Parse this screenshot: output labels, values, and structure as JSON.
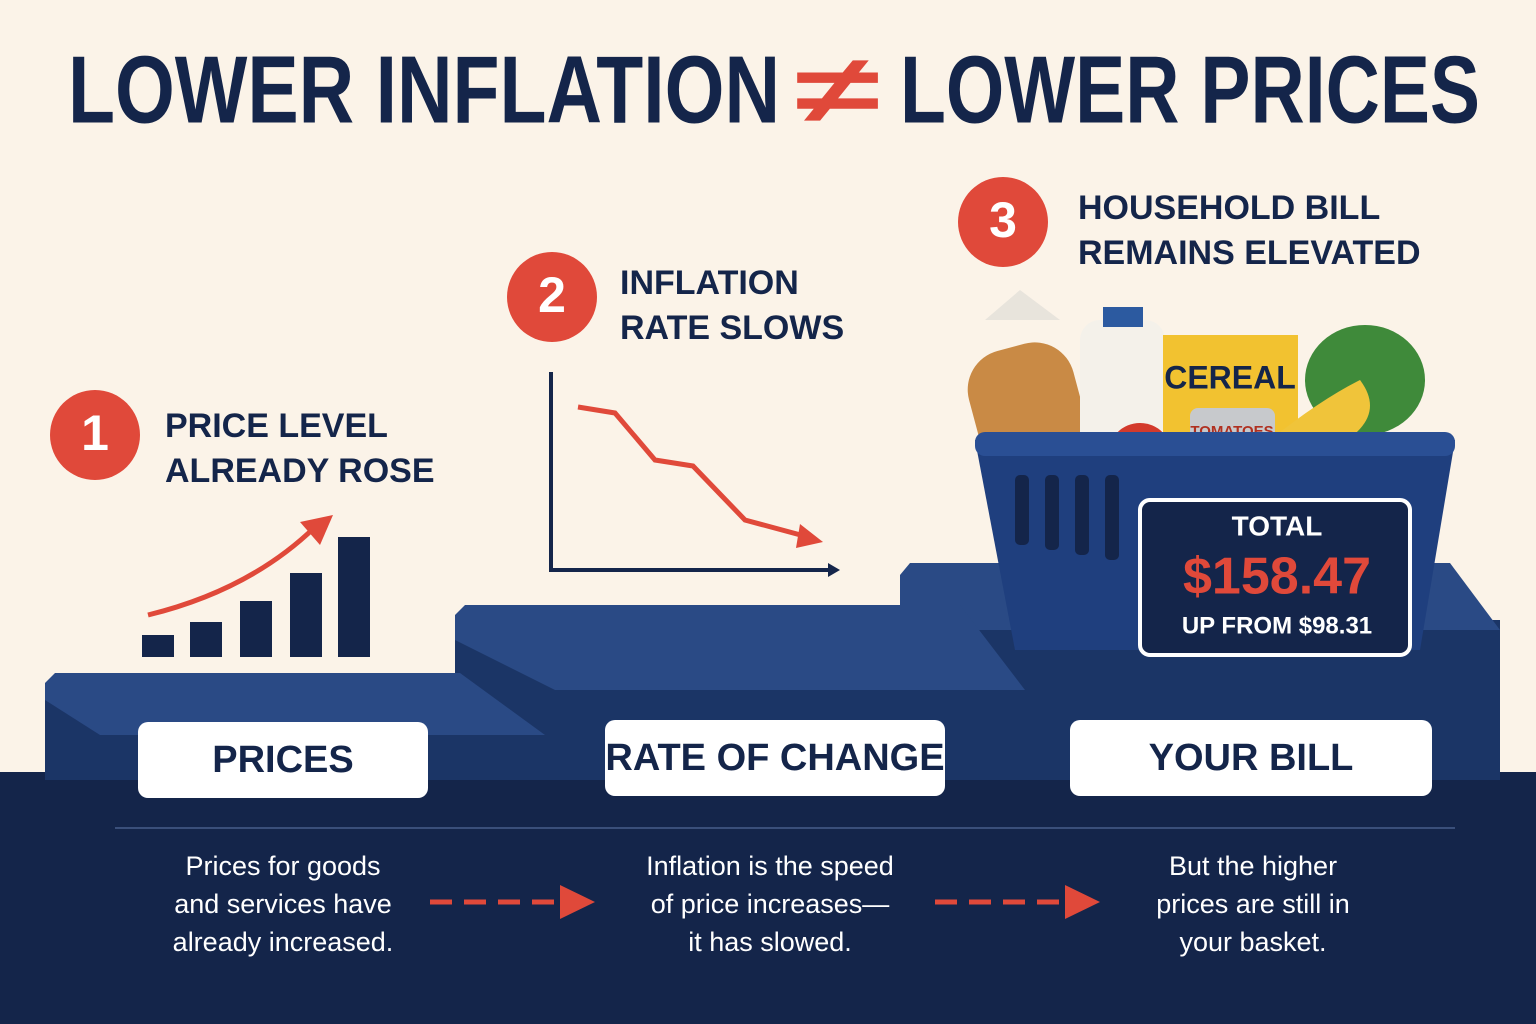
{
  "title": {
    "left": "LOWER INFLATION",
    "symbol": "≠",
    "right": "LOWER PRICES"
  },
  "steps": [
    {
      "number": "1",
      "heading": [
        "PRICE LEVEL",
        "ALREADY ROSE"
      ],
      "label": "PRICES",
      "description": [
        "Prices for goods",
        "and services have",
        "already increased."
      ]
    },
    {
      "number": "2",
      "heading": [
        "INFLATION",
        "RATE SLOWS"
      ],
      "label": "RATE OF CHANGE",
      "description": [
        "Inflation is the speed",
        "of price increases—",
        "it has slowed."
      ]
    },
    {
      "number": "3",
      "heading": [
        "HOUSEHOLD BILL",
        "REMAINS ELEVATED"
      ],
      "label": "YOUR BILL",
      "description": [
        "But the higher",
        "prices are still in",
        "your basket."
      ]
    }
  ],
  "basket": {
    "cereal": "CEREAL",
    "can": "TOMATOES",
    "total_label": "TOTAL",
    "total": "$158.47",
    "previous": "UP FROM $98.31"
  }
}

-- Written task --
Gather from the entries above all lines that include the string "LOWER".

-- Full solution --
    "left": "LOWER INFLATION",
    "right": "LOWER PRICES"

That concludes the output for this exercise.